══ Data provided ══

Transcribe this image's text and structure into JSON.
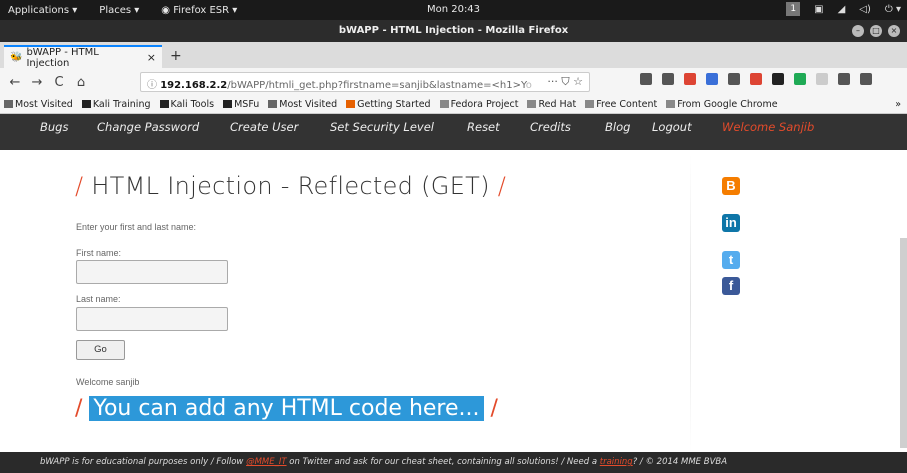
{
  "gnome": {
    "applications": "Applications ▾",
    "places": "Places ▾",
    "firefox": "Firefox ESR ▾",
    "clock": "Mon 20:43",
    "workspace": "1"
  },
  "window": {
    "title": "bWAPP - HTML Injection - Mozilla Firefox"
  },
  "tab": {
    "label": "bWAPP - HTML Injection",
    "close": "×",
    "new": "+"
  },
  "nav": {
    "back": "←",
    "forward": "→",
    "reload": "C",
    "home": "⌂",
    "url_host": "192.168.2.2",
    "url_path": "/bWAPP/htmli_get.php?firstname=sanjib&lastname=<h1>Y",
    "url_fade": "o",
    "more": "···",
    "star": "☆",
    "icon_colors": [
      "#555",
      "#555",
      "#d43",
      "#3a6fd8",
      "#555",
      "#d43",
      "#222",
      "#1faa55",
      "#ccc",
      "#555",
      "#555"
    ]
  },
  "bookmarks": [
    {
      "label": "Most Visited",
      "icon": "gear-icon",
      "color": "#666"
    },
    {
      "label": "Kali Training",
      "icon": "kali-icon",
      "color": "#222"
    },
    {
      "label": "Kali Tools",
      "icon": "kali-icon",
      "color": "#222"
    },
    {
      "label": "MSFu",
      "icon": "msf-icon",
      "color": "#222"
    },
    {
      "label": "Most Visited",
      "icon": "gear-icon",
      "color": "#666"
    },
    {
      "label": "Getting Started",
      "icon": "firefox-icon",
      "color": "#e66000"
    },
    {
      "label": "Fedora Project",
      "icon": "folder-icon",
      "color": "#888"
    },
    {
      "label": "Red Hat",
      "icon": "folder-icon",
      "color": "#888"
    },
    {
      "label": "Free Content",
      "icon": "folder-icon",
      "color": "#888"
    },
    {
      "label": "From Google Chrome",
      "icon": "folder-icon",
      "color": "#888"
    }
  ],
  "bookmarks_overflow": "»",
  "topnav": {
    "items": [
      "Bugs",
      "Change Password",
      "Create User",
      "Set Security Level",
      "Reset",
      "Credits",
      "Blog",
      "Logout"
    ],
    "welcome": "Welcome Sanjib"
  },
  "page": {
    "heading_slash_left": "/",
    "heading": "HTML Injection - Reflected (GET)",
    "heading_slash_right": "/",
    "intro": "Enter your first and last name:",
    "first_label": "First name:",
    "last_label": "Last name:",
    "go": "Go",
    "welcome_msg": "Welcome sanjib",
    "inj_slash_left": "/",
    "inj_text": "You can add any HTML code here...",
    "inj_slash_right": "/"
  },
  "social": [
    {
      "glyph": "B",
      "color": "#f57d00",
      "name": "blogger-icon"
    },
    {
      "glyph": "in",
      "color": "#0e76a8",
      "name": "linkedin-icon"
    },
    {
      "glyph": "t",
      "color": "#55acee",
      "name": "twitter-icon"
    },
    {
      "glyph": "f",
      "color": "#3b5998",
      "name": "facebook-icon"
    }
  ],
  "footer": {
    "part1": "bWAPP is for educational purposes only / Follow",
    "link1": "@MME_IT",
    "part2": "on Twitter and ask for our cheat sheet, containing all solutions! / Need a",
    "link2": "training",
    "part3": "? / © 2014 MME BVBA"
  }
}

═══

- The task
Identify the lines that contain the string "Injection", and copy every one of them.

- Solution for this exercise
    "title": "bWAPP - HTML Injection - Mozilla Firefox"
    "label": "bWAPP - HTML Injection",
    "heading": "HTML Injection - Reflected (GET)",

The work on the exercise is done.